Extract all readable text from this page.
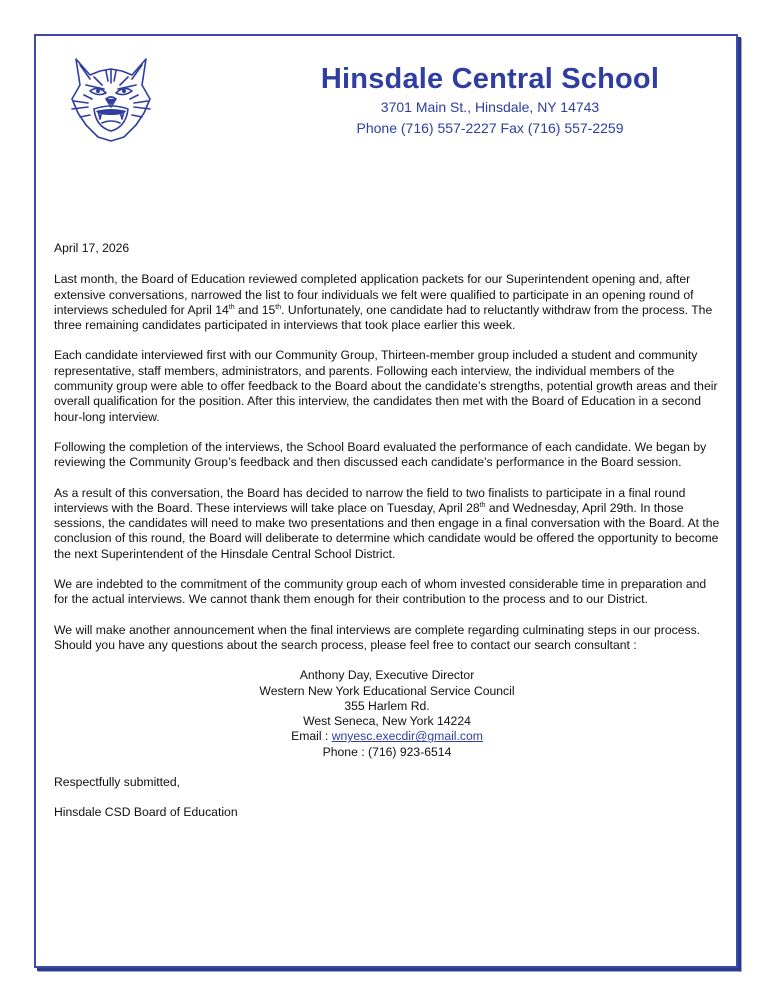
Hinsdale Central School
3701 Main St., Hinsdale, NY 14743
Phone (716) 557-2227 Fax (716) 557-2259

April 17, 2026

Last month, the Board of Education reviewed completed application packets for our Superintendent opening and, after extensive conversations, narrowed the list to four individuals we felt were qualified to participate in an opening round of interviews scheduled for April 14th and 15th. Unfortunately, one candidate had to reluctantly withdraw from the process. The three remaining candidates participated in interviews that took place earlier this week.

Each candidate interviewed first with our Community Group, Thirteen-member group included a student and community representative, staff members, administrators, and parents. Following each interview, the individual members of the community group were able to offer feedback to the Board about the candidate’s strengths, potential growth areas and their overall qualification for the position. After this interview, the candidates then met with the Board of Education in a second hour-long interview.

Following the completion of the interviews, the School Board evaluated the performance of each candidate. We began by reviewing the Community Group’s feedback and then discussed each candidate’s performance in the Board session.

As a result of this conversation, the Board has decided to narrow the field to two finalists to participate in a final round interviews with the Board. These interviews will take place on Tuesday, April 28th and Wednesday, April 29th. In those sessions, the candidates will need to make two presentations and then engage in a final conversation with the Board. At the conclusion of this round, the Board will deliberate to determine which candidate would be offered the opportunity to become the next Superintendent of the Hinsdale Central School District.

We are indebted to the commitment of the community group each of whom invested considerable time in preparation and for the actual interviews. We cannot thank them enough for their contribution to the process and to our District.

We will make another announcement when the final interviews are complete regarding culminating steps in our process. Should you have any questions about the search process, please feel free to contact our search consultant :

Anthony Day, Executive Director
Western New York Educational Service Council
355 Harlem Rd.
West Seneca, New York 14224
Email : wnyesc.execdir@gmail.com
Phone : (716) 923-6514

Respectfully submitted,

Hinsdale CSD Board of Education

▶ **GOAL**
Find the word "feedback" in the entries, and copy every line it shows up in.

▶ **WRITTEN ANSWER**
Each candidate interviewed first with our Community Group, Thirteen-member group included a student and community representative, staff members, administrators, and parents. Following each interview, the individual members of the community group were able to offer feedback to the Board about the candidate’s strengths, potential growth areas and their overall qualification for the position. After this interview, the candidates then met with the Board of Education in a second hour-long interview.
Following the completion of the interviews, the School Board evaluated the performance of each candidate. We began by reviewing the Community Group’s feedback and then discussed each candidate’s performance in the Board session.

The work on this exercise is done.